> **RECORDS FOR THE TASK**:
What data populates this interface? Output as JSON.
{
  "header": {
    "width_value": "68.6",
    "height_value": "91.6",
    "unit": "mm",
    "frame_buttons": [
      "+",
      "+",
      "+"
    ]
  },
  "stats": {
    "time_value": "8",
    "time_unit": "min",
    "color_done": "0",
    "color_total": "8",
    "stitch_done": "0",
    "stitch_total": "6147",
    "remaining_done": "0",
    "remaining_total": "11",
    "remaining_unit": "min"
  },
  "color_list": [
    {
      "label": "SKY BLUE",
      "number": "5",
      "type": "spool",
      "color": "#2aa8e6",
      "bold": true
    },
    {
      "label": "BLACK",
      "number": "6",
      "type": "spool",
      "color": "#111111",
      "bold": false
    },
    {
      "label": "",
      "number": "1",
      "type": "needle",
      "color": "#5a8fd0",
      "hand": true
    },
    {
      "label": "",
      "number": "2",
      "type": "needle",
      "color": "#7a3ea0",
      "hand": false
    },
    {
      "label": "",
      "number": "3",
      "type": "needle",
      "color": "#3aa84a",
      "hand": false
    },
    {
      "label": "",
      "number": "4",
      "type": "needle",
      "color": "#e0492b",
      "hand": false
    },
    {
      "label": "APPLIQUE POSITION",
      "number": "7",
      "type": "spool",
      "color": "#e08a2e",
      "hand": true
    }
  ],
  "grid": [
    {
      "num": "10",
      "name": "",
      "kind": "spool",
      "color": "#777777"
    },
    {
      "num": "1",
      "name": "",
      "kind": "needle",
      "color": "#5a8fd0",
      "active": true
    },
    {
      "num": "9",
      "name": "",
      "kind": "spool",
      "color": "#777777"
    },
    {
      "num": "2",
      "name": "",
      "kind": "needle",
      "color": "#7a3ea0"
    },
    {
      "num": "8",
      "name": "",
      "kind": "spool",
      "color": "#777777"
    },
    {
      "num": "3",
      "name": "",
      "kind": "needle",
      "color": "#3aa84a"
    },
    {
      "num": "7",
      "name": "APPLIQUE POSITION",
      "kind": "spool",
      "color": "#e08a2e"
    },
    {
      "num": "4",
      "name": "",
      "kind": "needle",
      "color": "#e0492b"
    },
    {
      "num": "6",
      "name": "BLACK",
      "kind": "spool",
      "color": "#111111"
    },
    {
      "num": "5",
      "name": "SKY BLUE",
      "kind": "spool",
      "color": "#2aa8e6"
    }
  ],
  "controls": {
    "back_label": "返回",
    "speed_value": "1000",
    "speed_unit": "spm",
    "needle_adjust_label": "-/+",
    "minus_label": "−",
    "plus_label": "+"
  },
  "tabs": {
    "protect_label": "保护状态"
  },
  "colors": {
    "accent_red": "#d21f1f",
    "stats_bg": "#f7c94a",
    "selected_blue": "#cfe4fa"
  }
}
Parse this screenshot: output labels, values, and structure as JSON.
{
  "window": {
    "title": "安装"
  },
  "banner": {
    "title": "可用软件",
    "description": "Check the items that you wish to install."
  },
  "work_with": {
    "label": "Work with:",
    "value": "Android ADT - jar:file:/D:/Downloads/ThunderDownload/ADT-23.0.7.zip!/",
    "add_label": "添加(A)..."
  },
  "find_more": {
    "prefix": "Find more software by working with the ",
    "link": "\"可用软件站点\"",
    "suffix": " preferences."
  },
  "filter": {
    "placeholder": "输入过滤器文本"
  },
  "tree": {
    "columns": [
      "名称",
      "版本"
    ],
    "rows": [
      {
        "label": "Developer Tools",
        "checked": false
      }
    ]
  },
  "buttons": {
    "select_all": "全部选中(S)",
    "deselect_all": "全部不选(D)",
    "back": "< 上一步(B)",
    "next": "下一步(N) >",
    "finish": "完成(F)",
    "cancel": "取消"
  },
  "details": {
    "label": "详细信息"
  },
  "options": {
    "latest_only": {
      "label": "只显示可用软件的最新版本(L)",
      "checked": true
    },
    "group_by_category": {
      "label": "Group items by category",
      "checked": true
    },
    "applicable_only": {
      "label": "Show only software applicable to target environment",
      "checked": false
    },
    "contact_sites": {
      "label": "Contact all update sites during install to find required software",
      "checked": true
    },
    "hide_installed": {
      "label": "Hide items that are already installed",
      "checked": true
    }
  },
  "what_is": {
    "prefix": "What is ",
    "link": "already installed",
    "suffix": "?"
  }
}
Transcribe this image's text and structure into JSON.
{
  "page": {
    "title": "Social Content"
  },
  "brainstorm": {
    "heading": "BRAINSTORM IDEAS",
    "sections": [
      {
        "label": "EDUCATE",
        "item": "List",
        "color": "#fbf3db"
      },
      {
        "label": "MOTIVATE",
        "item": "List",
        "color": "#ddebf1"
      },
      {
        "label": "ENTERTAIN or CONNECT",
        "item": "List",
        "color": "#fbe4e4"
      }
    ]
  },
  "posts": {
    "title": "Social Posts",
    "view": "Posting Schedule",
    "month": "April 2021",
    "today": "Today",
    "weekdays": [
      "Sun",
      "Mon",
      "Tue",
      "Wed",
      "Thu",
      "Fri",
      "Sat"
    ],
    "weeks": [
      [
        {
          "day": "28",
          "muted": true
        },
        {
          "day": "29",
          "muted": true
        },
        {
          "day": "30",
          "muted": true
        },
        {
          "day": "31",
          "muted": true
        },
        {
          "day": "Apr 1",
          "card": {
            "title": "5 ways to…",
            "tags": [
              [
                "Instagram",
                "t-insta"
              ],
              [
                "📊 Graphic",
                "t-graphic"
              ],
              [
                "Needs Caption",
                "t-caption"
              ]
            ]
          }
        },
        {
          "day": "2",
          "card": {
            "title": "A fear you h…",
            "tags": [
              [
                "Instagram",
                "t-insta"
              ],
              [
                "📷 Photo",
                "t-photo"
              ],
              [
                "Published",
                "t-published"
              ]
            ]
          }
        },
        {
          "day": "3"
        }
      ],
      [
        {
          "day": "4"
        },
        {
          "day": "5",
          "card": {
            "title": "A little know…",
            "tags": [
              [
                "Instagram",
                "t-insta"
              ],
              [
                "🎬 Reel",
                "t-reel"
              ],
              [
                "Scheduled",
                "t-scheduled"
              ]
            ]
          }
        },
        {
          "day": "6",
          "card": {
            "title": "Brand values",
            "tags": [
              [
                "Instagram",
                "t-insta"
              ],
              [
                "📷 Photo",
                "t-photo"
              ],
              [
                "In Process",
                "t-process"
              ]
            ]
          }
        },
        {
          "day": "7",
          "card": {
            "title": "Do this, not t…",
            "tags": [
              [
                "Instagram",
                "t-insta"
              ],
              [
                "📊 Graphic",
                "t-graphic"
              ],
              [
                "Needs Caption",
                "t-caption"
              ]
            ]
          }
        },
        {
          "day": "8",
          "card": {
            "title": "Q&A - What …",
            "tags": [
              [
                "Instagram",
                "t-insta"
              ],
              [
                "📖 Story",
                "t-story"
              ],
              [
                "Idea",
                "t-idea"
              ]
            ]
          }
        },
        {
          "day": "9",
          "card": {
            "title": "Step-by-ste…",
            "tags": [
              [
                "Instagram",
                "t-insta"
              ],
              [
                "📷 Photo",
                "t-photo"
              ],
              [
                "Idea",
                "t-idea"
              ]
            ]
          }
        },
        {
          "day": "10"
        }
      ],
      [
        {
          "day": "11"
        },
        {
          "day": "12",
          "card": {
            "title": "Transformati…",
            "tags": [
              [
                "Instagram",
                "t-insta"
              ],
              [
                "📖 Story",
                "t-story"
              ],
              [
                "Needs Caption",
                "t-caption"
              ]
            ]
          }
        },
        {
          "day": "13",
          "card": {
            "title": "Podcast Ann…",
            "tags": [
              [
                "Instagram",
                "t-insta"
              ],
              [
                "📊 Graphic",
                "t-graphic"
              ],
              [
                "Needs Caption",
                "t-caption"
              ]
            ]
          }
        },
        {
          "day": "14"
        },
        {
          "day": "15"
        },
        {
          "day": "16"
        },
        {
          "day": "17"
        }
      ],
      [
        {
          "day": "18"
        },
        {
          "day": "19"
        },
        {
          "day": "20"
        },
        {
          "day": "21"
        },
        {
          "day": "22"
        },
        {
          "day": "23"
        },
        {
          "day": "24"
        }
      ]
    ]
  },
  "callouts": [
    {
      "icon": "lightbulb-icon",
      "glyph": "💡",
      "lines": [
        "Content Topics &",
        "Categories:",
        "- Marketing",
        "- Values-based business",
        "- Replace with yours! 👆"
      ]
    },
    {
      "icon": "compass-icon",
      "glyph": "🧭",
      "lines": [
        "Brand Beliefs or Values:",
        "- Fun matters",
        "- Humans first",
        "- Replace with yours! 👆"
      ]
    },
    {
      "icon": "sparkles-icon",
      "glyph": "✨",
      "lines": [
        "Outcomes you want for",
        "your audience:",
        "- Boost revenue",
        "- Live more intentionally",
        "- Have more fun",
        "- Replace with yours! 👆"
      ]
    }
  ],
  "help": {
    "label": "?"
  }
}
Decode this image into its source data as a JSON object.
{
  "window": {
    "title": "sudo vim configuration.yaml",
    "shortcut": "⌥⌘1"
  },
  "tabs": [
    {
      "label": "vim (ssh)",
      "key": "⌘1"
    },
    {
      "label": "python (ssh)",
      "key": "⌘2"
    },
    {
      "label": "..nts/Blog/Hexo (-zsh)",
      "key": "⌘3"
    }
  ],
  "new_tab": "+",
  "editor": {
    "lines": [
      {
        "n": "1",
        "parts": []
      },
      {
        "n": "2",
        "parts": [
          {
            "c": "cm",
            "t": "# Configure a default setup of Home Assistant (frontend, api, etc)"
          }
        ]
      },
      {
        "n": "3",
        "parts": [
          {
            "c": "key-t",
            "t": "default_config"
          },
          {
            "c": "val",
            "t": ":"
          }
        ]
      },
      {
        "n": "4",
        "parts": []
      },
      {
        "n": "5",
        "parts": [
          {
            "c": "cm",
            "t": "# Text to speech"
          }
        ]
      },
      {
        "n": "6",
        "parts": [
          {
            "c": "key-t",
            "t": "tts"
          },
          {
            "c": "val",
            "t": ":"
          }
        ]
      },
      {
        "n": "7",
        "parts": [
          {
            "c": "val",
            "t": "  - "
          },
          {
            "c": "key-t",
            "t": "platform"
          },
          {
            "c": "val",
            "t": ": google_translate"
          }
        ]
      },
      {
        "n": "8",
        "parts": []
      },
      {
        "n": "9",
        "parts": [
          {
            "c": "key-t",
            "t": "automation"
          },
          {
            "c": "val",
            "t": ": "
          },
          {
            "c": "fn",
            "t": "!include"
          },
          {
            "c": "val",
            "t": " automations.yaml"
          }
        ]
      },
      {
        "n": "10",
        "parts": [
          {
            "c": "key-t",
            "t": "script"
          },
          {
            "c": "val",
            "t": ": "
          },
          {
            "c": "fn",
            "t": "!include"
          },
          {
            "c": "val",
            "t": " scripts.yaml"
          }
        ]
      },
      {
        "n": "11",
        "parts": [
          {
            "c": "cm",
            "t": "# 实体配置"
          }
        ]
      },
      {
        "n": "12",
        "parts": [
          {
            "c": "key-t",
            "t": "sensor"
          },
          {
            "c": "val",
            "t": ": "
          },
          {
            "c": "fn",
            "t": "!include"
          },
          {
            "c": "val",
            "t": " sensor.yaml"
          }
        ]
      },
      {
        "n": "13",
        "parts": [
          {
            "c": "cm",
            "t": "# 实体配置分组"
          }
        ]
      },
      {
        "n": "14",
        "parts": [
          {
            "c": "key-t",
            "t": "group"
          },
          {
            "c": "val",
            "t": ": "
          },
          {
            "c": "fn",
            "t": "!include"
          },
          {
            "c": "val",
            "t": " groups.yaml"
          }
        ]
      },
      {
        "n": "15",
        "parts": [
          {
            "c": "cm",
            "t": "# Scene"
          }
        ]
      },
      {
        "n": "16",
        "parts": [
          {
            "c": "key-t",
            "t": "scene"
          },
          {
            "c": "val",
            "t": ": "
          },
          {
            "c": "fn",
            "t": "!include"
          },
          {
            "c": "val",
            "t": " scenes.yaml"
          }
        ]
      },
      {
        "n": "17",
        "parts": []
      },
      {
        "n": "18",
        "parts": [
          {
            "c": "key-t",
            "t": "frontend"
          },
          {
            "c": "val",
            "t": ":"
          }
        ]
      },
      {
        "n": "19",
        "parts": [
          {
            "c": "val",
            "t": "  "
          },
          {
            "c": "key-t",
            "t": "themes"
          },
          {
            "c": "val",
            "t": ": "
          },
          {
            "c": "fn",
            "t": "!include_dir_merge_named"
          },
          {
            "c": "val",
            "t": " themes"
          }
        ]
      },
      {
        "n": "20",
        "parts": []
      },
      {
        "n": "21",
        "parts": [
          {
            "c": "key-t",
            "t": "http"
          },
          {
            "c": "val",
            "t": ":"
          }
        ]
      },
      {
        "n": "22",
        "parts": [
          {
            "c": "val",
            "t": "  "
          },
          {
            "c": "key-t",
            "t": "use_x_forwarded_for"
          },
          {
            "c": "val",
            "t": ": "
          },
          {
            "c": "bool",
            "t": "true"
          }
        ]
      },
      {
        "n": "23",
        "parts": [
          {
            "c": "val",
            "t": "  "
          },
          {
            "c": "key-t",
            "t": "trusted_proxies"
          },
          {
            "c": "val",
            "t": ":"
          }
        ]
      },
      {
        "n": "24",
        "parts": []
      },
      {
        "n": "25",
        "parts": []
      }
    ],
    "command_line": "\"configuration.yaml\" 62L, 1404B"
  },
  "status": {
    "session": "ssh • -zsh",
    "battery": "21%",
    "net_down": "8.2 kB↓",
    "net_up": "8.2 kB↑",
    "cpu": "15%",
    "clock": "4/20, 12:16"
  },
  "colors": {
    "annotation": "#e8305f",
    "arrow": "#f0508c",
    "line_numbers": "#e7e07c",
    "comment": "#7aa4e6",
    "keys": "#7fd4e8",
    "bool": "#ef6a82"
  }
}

> **INSTRUCTIONS TO FOLLOW**: From the entries above, copy every line that holds the word "into".

> **WRITTEN RESPONSE**:
Transcribe this image's text and structure into JSON.
Decode this image into its source data as a JSON object.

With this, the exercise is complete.